# SELECTED EXCERPT
↓
Taking TVM as an example, a deep learning compiler compiles deep learning models into minimum deployable modules on diverse hardware backends, as shown in Fig. 3 (a). TVM takes a deep neural network model as input, typically represented by deep learning frameworks like PyTorch [38] and TensorFlow [5], and analyzes the computational graph and performs graph-level optimizations such as operator fusion, layout transformation, and memory management. TVM then performs tensor-level optimizations, which involve optimizing the computations within each operator, and finally generates optimized code for the target hardware platform. In this paper, we focus on the tensor-level optimization (TPO).

#### 2.1 Problem Formalization

As a key function of DNN compilers, the TPO problem can be formulated as the following optimization problem:

$$argmin_{s \in S_e} f(s), \quad s.t.T \le B$$
 (1)

Given a tensor program expression e, the search space  $S_e$  denotes the space of possible code implementations that are logically equivalent to the expression e. Let f be the runtime cost, for example, the latency on the hardware, T be the optimization cost, and B be the optimization time budget.
↑
# GIVEN TASK A
Please condense the paragraph of the deep learning compiler passage that begins "Taking TVM as an example" into a short bulleted list that keeps its main facts.

# GIVEN RECORDS
↓
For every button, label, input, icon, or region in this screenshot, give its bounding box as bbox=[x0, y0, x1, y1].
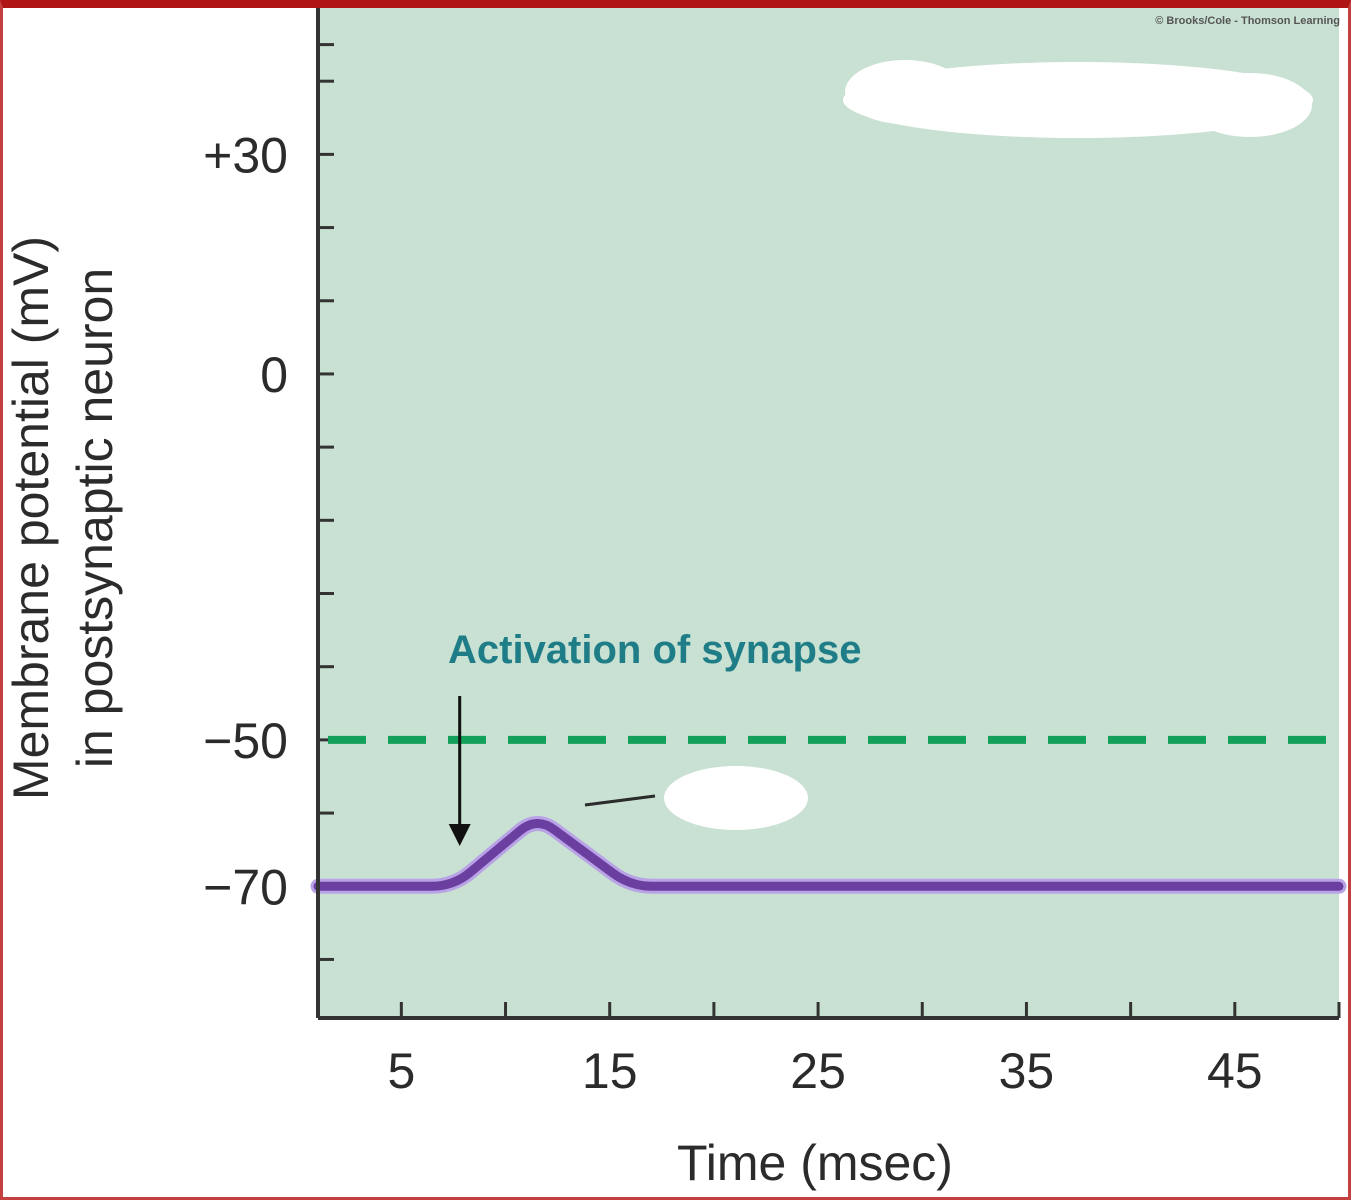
curve-leader-line bbox=[584, 794, 656, 807]
x-tick-label: 35 bbox=[999, 1043, 1055, 1099]
redacted-label-top bbox=[843, 60, 1313, 138]
y-tick-label: +30 bbox=[203, 127, 288, 183]
x-tick-labels: 5 15 25 35 45 bbox=[387, 1043, 1262, 1099]
credit-text: © Brooks/Cole - Thomson Learning bbox=[1155, 15, 1340, 27]
redacted-label-curve bbox=[664, 766, 808, 830]
x-tick-label: 25 bbox=[790, 1043, 846, 1099]
y-tick-label: 0 bbox=[260, 347, 288, 403]
y-axis-title-line2: in postsynaptic neuron bbox=[67, 268, 123, 768]
x-axis-title: Time (msec) bbox=[677, 1135, 953, 1191]
series-line bbox=[313, 819, 1344, 891]
y-tick-label: −70 bbox=[203, 859, 288, 915]
series-layer bbox=[310, 816, 1347, 894]
axes bbox=[316, 8, 1339, 1020]
y-tick-labels: +30 0 −50 −70 bbox=[203, 127, 288, 915]
x-tick-label: 5 bbox=[387, 1043, 415, 1099]
y-tick-label: −50 bbox=[203, 713, 288, 769]
y-axis-title-line1: Membrane potential (mV) bbox=[3, 236, 59, 800]
annotation-activation-of-synapse: Activation of synapse bbox=[448, 628, 861, 672]
annotation-arrow bbox=[448, 695, 471, 847]
x-tick-label: 15 bbox=[582, 1043, 638, 1099]
arrow-head bbox=[448, 824, 471, 847]
x-tick-label: 45 bbox=[1207, 1043, 1263, 1099]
↑
# GIVEN TASK B
Update the rows in the stretch from the one containing "curve-leader-line bbox=[584, 794, 656, 807]" through the one containing "x-tick-label: 25 bbox=[790, 1043, 846, 1099]", replacing "redacted-label" with "hidden-label", and return only those rows.

# RESPONSE A
- A deep learning compiler such as TVM compiles deep learning models into minimum deployable modules on diverse hardware backends.
- TVM takes a deep neural network model as input, typically from frameworks like PyTorch and TensorFlow.
- It analyzes the computational graph and performs graph-level optimizations such as operator fusion, layout transformation, and memory management.
- It then performs tensor-level optimizations within each operator and generates optimized code for the target hardware platform.
- The paper focuses on tensor-level optimization (TPO).

# RESPONSE B
curve-leader-line bbox=[584, 794, 656, 807]
x-tick-label: 35 bbox=[999, 1043, 1055, 1099]
hidden-label-top bbox=[843, 60, 1313, 138]
y-tick-label: +30 bbox=[203, 127, 288, 183]
x-tick-labels: 5 15 25 35 45 bbox=[387, 1043, 1262, 1099]
credit-text: © Brooks/Cole - Thomson Learning bbox=[1155, 15, 1340, 27]
hidden-label-curve bbox=[664, 766, 808, 830]
x-tick-label: 25 bbox=[790, 1043, 846, 1099]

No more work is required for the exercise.